YOUR OBJECTIVE » Keep only the lines that hold the string "this", filtering out the rest of the entries below.

(Collected data entries)
────────

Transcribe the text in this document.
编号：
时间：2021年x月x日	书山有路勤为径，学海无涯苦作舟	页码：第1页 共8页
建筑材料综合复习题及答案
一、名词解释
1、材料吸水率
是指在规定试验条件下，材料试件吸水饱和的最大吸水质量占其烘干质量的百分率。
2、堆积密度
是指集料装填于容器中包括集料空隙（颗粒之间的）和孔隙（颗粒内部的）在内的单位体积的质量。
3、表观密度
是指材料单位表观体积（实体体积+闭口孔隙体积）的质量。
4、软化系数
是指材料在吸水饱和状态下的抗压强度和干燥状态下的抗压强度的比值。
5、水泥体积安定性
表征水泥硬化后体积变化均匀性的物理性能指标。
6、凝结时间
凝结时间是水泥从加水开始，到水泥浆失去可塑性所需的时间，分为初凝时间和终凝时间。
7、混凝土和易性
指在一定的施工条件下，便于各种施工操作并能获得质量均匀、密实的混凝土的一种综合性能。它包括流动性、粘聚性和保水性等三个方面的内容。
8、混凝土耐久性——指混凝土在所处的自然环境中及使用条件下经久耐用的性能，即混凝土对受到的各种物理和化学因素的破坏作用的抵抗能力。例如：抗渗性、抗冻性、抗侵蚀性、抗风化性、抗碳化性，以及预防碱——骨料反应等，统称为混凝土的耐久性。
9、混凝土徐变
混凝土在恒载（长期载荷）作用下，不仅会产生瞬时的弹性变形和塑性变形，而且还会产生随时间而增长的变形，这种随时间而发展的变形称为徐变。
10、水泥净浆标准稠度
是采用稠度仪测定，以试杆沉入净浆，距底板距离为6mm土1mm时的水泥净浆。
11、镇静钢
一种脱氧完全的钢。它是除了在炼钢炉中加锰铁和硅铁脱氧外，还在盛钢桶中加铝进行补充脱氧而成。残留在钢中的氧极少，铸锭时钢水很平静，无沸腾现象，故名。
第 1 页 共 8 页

────────

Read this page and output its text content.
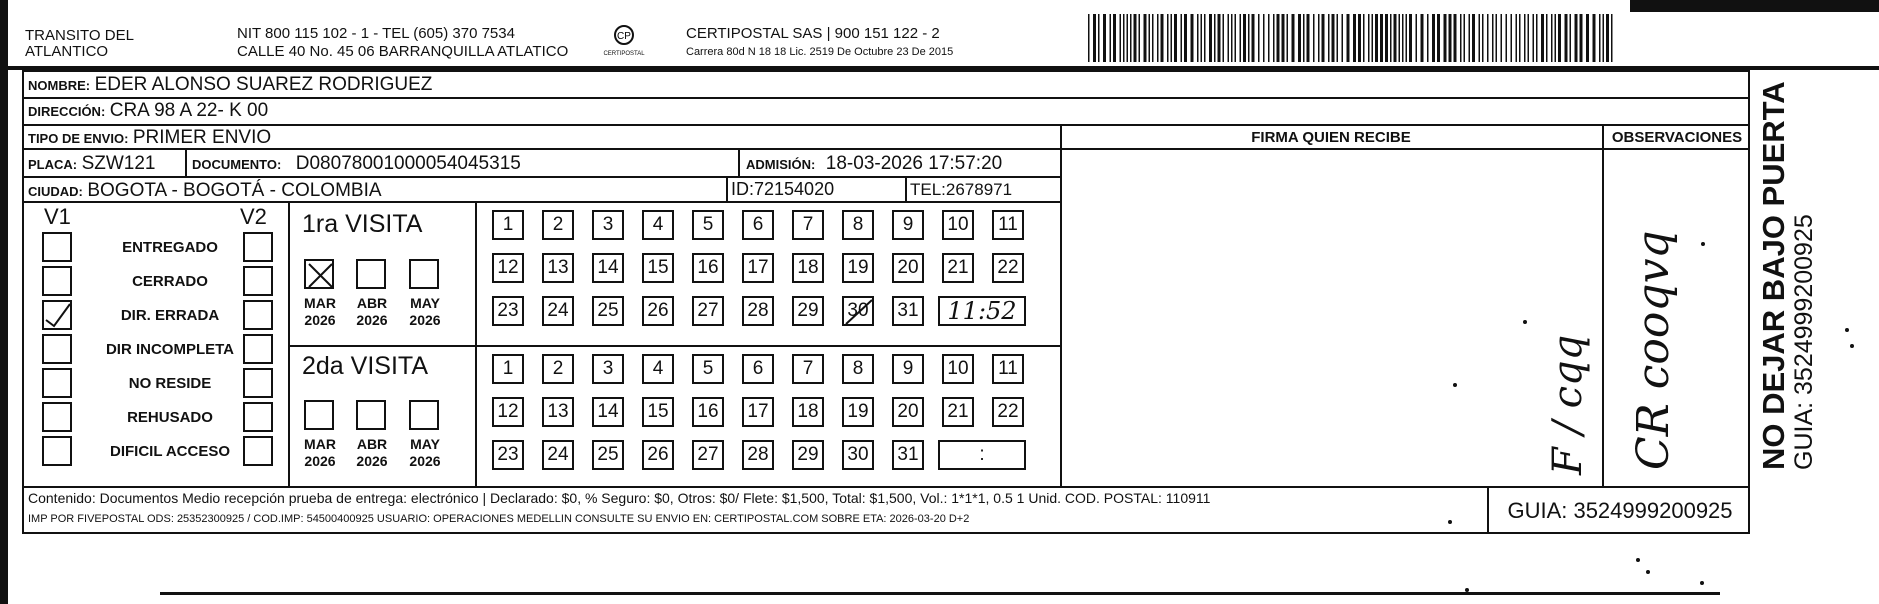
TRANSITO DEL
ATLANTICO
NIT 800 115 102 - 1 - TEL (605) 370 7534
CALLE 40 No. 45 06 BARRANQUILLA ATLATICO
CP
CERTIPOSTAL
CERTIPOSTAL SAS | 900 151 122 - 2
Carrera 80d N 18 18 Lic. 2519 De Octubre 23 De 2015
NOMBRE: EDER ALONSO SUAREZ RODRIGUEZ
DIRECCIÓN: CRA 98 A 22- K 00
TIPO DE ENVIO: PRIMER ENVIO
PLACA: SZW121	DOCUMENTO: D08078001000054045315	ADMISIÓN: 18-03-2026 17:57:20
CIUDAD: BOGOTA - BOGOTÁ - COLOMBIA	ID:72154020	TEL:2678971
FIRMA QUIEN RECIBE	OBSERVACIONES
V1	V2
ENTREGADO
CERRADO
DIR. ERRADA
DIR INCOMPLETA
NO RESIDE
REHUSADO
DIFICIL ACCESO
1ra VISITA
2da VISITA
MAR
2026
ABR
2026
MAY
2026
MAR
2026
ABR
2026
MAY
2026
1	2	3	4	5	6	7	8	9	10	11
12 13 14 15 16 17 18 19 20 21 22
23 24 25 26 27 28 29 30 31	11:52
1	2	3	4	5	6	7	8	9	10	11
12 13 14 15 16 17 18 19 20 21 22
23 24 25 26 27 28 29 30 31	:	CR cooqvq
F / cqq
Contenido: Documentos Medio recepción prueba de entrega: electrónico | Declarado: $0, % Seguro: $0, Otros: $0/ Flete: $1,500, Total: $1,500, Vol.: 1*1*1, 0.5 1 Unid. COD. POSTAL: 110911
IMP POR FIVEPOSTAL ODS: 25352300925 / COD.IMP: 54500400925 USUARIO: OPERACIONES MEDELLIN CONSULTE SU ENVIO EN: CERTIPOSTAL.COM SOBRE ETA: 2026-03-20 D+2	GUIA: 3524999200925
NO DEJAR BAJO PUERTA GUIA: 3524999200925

────────

FINISHED TASK »
Transcribe the text in this document.
Read this page and output its text content.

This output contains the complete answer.